--- Start Supplied data ---

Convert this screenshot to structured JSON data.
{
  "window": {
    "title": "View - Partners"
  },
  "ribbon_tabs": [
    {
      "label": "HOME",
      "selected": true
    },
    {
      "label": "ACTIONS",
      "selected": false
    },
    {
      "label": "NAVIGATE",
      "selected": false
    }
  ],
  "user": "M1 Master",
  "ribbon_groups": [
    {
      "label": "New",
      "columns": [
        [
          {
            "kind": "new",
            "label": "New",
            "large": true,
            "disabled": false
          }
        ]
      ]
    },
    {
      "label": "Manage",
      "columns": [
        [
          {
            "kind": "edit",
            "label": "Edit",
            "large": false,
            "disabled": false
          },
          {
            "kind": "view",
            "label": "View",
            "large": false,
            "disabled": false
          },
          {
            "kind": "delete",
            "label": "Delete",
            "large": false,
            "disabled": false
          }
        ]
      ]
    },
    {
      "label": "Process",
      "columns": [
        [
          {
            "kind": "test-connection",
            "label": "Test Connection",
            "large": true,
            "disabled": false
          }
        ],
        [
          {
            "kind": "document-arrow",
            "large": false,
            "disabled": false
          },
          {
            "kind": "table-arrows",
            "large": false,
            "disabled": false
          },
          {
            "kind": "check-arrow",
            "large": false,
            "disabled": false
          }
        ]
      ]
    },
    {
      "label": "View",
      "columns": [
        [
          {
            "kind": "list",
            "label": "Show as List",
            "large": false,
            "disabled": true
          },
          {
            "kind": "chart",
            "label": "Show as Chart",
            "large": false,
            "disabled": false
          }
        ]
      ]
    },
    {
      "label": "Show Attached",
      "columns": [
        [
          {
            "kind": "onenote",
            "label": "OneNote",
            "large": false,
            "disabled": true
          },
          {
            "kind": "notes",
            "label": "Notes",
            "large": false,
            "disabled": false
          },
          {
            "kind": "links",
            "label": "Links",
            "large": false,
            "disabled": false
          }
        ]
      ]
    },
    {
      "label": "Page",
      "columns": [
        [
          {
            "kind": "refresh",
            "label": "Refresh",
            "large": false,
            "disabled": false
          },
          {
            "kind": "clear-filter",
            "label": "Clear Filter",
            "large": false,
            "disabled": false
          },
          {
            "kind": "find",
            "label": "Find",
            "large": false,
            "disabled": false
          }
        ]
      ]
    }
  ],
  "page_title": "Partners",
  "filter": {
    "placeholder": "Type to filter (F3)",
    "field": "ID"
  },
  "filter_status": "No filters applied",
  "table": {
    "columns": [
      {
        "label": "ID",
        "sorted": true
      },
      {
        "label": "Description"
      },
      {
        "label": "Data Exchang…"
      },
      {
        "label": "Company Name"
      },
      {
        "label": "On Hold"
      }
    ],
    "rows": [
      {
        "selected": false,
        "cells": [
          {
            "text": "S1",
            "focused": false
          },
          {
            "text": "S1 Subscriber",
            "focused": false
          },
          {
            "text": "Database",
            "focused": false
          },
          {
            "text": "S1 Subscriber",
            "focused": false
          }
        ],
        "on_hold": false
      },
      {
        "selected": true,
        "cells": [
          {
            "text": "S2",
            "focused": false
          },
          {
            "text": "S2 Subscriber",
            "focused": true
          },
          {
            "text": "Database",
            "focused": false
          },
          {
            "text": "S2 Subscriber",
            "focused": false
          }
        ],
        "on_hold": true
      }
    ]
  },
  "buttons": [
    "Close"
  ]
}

--- End Supplied data ---

■ **What the exercise asks**
Work out how many lines in the entries hold the string "Partners". Your answer should consist solely of that number.

■ **Result of the task**
2